= What is asked =
Keep only the lines of the data that contain the string "Average", treating uppercase and lowercase as different.

= Exercise material =

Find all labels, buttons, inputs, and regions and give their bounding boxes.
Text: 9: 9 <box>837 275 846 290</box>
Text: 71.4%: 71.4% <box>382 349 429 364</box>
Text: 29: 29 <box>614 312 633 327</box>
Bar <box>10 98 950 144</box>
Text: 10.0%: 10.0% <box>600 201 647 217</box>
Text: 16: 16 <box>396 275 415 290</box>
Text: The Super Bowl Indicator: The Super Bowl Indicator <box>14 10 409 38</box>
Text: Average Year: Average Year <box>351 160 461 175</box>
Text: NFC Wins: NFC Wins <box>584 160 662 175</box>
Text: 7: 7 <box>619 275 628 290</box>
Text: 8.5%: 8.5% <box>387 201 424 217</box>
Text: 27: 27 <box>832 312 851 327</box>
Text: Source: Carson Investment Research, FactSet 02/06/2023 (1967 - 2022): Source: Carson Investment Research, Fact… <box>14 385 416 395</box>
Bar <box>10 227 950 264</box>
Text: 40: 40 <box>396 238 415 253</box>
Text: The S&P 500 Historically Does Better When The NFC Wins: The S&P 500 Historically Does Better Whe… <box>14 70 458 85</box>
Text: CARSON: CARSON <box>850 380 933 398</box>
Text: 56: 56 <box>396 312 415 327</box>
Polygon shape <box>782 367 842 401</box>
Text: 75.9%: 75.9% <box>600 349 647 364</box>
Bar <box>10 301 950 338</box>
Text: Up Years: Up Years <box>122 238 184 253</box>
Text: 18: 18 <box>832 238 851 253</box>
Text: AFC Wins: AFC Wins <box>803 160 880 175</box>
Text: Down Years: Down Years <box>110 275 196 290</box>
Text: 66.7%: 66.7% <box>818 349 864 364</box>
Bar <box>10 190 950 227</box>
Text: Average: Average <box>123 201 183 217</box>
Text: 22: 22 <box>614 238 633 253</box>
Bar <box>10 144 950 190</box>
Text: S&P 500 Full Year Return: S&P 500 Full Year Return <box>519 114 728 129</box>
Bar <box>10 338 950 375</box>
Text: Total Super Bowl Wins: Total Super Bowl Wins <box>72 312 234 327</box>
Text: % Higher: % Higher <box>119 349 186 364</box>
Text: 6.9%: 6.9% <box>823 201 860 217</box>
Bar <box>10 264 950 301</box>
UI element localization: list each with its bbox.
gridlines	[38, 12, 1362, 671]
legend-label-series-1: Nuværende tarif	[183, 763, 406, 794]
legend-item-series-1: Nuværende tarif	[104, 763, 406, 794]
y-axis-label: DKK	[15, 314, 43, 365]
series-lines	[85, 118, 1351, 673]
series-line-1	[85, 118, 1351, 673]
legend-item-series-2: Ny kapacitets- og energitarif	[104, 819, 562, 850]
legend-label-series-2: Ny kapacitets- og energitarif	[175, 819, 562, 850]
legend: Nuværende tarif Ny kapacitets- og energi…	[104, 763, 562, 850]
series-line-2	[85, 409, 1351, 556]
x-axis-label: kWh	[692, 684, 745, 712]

= Correct result =
Text: Average Year: Average Year <box>351 160 461 175</box>
Text: Average: Average <box>123 201 183 217</box>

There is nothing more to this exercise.